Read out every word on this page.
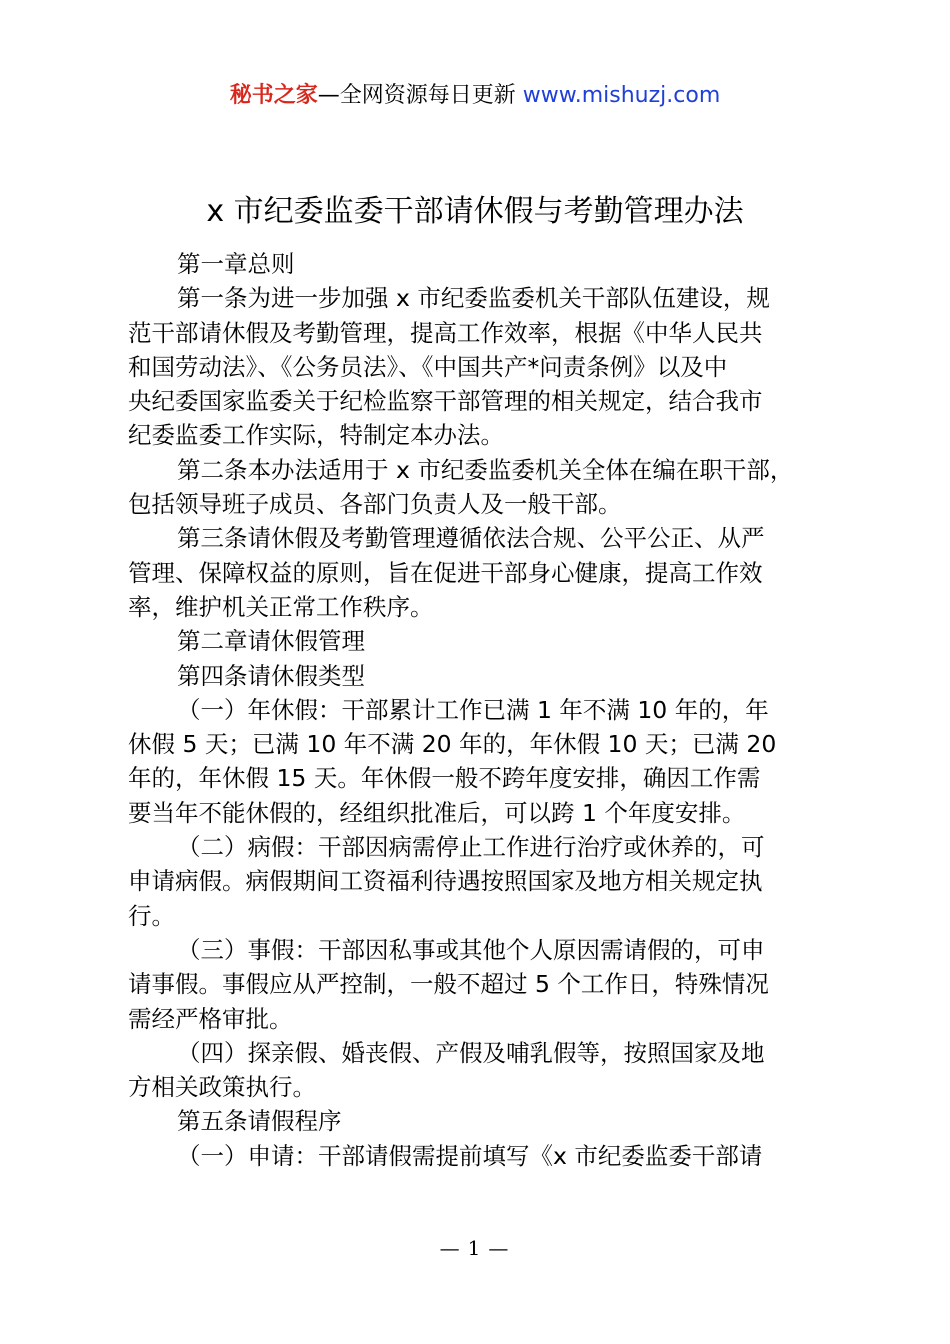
秘书之家—全网资源每日更新 www.mishuzj.com
x 市纪委监委干部请休假与考勤管理办法
第一章总则
第一条为进一步加强 x 市纪委监委机关干部队伍建设，规
范干部请休假及考勤管理，提高工作效率，根据《中华人民共
和国劳动法》、《公务员法》、《中国共产*问责条例》以及中
央纪委国家监委关于纪检监察干部管理的相关规定，结合我市
纪委监委工作实际，特制定本办法。
第二条本办法适用于 x 市纪委监委机关全体在编在职干部，
包括领导班子成员、各部门负责人及一般干部。
第三条请休假及考勤管理遵循依法合规、公平公正、从严
管理、保障权益的原则，旨在促进干部身心健康，提高工作效
率，维护机关正常工作秩序。
第二章请休假管理
第四条请休假类型
（一）年休假：干部累计工作已满 1 年不满 10 年的，年
休假 5 天；已满 10 年不满 20 年的，年休假 10 天；已满 20
年的，年休假 15 天。年休假一般不跨年度安排，确因工作需
要当年不能休假的，经组织批准后，可以跨 1 个年度安排。
（二）病假：干部因病需停止工作进行治疗或休养的，可
申请病假。病假期间工资福利待遇按照国家及地方相关规定执
行。
（三）事假：干部因私事或其他个人原因需请假的，可申
请事假。事假应从严控制，一般不超过 5 个工作日，特殊情况
需经严格审批。
（四）探亲假、婚丧假、产假及哺乳假等，按照国家及地
方相关政策执行。
第五条请假程序
（一）申请：干部请假需提前填写《x 市纪委监委干部请
— 1 —
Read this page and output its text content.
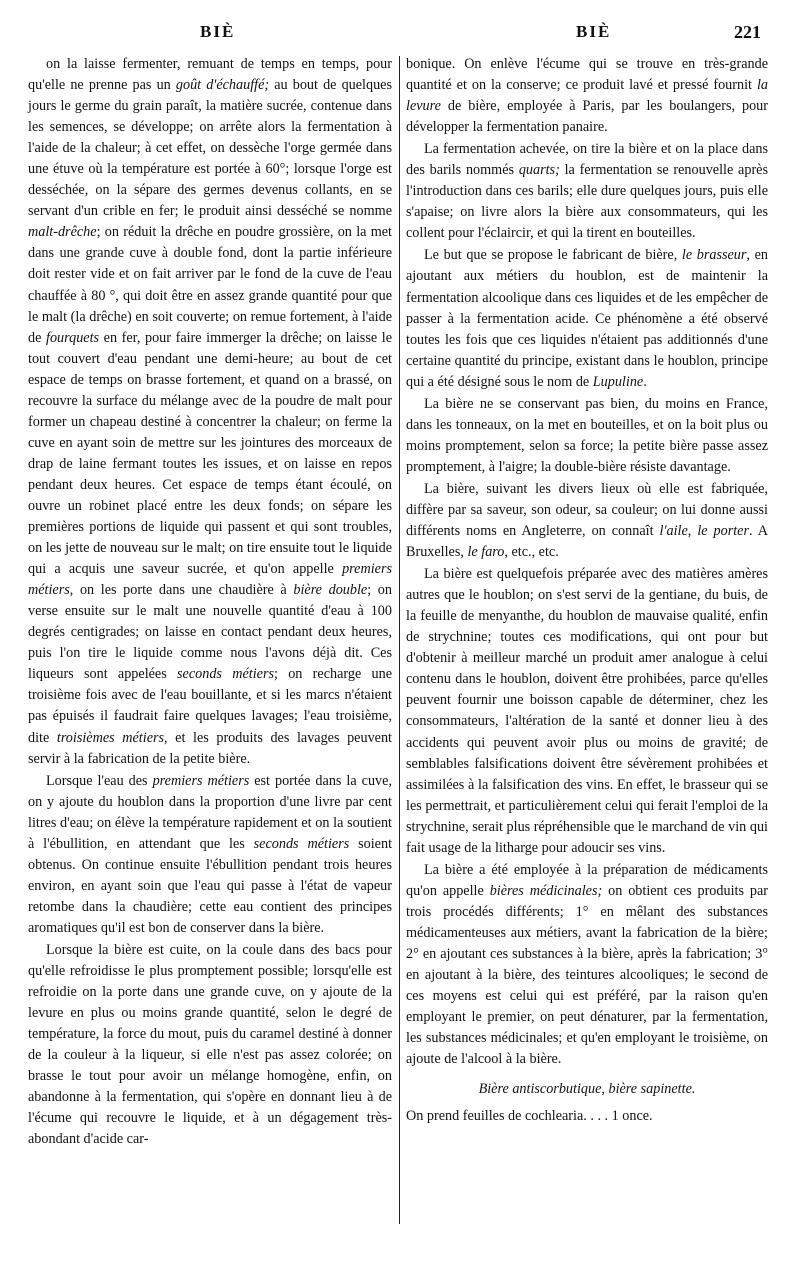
BIÈ	BIÈ	221

on la laisse fermenter, remuant de temps en temps, pour qu'elle ne prenne pas un goût d'échauffé; au bout de quelques jours le germe du grain paraît, la matière sucrée, contenue dans les semences, se développe; on arrête alors la fermentation à l'aide de la chaleur; à cet effet, on dessèche l'orge germée dans une étuve où la température est portée à 60°; lorsque l'orge est desséchée, on la sépare des germes devenus collants, en se servant d'un crible en fer; le produit ainsi desséché se nomme malt-drêche; on réduit la drêche en poudre grossière, on la met dans une grande cuve à double fond, dont la partie inférieure doit rester vide et on fait arriver par le fond de la cuve de l'eau chauffée à 80 °, qui doit être en assez grande quantité pour que le malt (la drêche) en soit couverte; on remue fortement, à l'aide de fourquets en fer, pour faire immerger la drêche; on laisse le tout couvert d'eau pendant une demi-heure; au bout de cet espace de temps on brasse fortement, et quand on a brassé, on recouvre la surface du mélange avec de la poudre de malt pour former un chapeau destiné à concentrer la chaleur; on ferme la cuve en ayant soin de mettre sur les jointures des morceaux de drap de laine fermant toutes les issues, et on laisse en repos pendant deux heures. Cet espace de temps étant écoulé, on ouvre un robinet placé entre les deux fonds; on sépare les premières portions de liquide qui passent et qui sont troubles, on les jette de nouveau sur le malt; on tire ensuite tout le liquide qui a acquis une saveur sucrée, et qu'on appelle premiers métiers, on les porte dans une chaudière à bière double; on verse ensuite sur le malt une nouvelle quantité d'eau à 100 degrés centigrades; on laisse en contact pendant deux heures, puis l'on tire le liquide comme nous l'avons déjà dit. Ces liqueurs sont appelées seconds métiers; on recharge une troisième fois avec de l'eau bouillante, et si les marcs n'étaient pas épuisés il faudrait faire quelques lavages; l'eau troisième, dite troisièmes métiers, et les produits des lavages peuvent servir à la fabrication de la petite bière.

Lorsque l'eau des premiers métiers est portée dans la cuve, on y ajoute du houblon dans la proportion d'une livre par cent litres d'eau; on élève la température rapidement et on la soutient à l'ébullition, en attendant que les seconds métiers soient obtenus. On continue ensuite l'ébullition pendant trois heures environ, en ayant soin que l'eau qui passe à l'état de vapeur retombe dans la chaudière; cette eau contient des principes aromatiques qu'il est bon de conserver dans la bière.

Lorsque la bière est cuite, on la coule dans des bacs pour qu'elle refroidisse le plus promptement possible; lorsqu'elle est refroidie on la porte dans une grande cuve, on y ajoute de la levure en plus ou moins grande quantité, selon le degré de température, la force du mout, puis du caramel destiné à donner de la couleur à la liqueur, si elle n'est pas assez colorée; on brasse le tout pour avoir un mélange homogène, enfin, on abandonne à la fermentation, qui s'opère en donnant lieu à de l'écume qui recouvre le liquide, et à un dégagement très-abondant d'acide car-

bonique. On enlève l'écume qui se trouve en très-grande quantité et on la conserve; ce produit lavé et pressé fournit la levure de bière, employée à Paris, par les boulangers, pour développer la fermentation panaire.

La fermentation achevée, on tire la bière et on la place dans des barils nommés quarts; la fermentation se renouvelle après l'introduction dans ces barils; elle dure quelques jours, puis elle s'apaise; on livre alors la bière aux consommateurs, qui les collent pour l'éclaircir, et qui la tirent en bouteilles.

Le but que se propose le fabricant de bière, le brasseur, en ajoutant aux métiers du houblon, est de maintenir la fermentation alcoolique dans ces liquides et de les empêcher de passer à la fermentation acide. Ce phénomène a été observé toutes les fois que ces liquides n'étaient pas additionnés d'une certaine quantité du principe, existant dans le houblon, principe qui a été désigné sous le nom de Lupuline.

La bière ne se conservant pas bien, du moins en France, dans les tonneaux, on la met en bouteilles, et on la boit plus ou moins promptement, selon sa force; la petite bière passe assez promptement, à l'aigre; la double-bière résiste davantage.

La bière, suivant les divers lieux où elle est fabriquée, diffère par sa saveur, son odeur, sa couleur; on lui donne aussi différents noms en Angleterre, on connaît l'aile, le porter. A Bruxelles, le faro, etc., etc.

La bière est quelquefois préparée avec des matières amères autres que le houblon; on s'est servi de la gentiane, du buis, de la feuille de menyanthe, du houblon de mauvaise qualité, enfin de strychnine; toutes ces modifications, qui ont pour but d'obtenir à meilleur marché un produit amer analogue à celui contenu dans le houblon, doivent être prohibées, parce qu'elles peuvent fournir une boisson capable de déterminer, chez les consommateurs, l'altération de la santé et donner lieu à des accidents qui peuvent avoir plus ou moins de gravité; de semblables falsifications doivent être sévèrement prohibées et assimilées à la falsification des vins. En effet, le brasseur qui se les permettrait, et particulièrement celui qui ferait l'emploi de la strychnine, serait plus répréhensible que le marchand de vin qui fait usage de la litharge pour adoucir ses vins.

La bière a été employée à la préparation de médicaments qu'on appelle bières médicinales; on obtient ces produits par trois procédés différents; 1° en mêlant des substances médicamenteuses aux métiers, avant la fabrication de la bière; 2° en ajoutant ces substances à la bière, après la fabrication; 3° en ajoutant à la bière, des teintures alcooliques; le second de ces moyens est celui qui est préféré, par la raison qu'en employant le premier, on peut dénaturer, par la fermentation, les substances médicinales; et qu'en employant le troisième, on ajoute de l'alcool à la bière.

Bière antiscorbutique, bière sapinette.

On prend feuilles de cochlearia. . . . 1 once.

+++

Only the number is needed: state how many lines in the listing contain "bouteilles".

2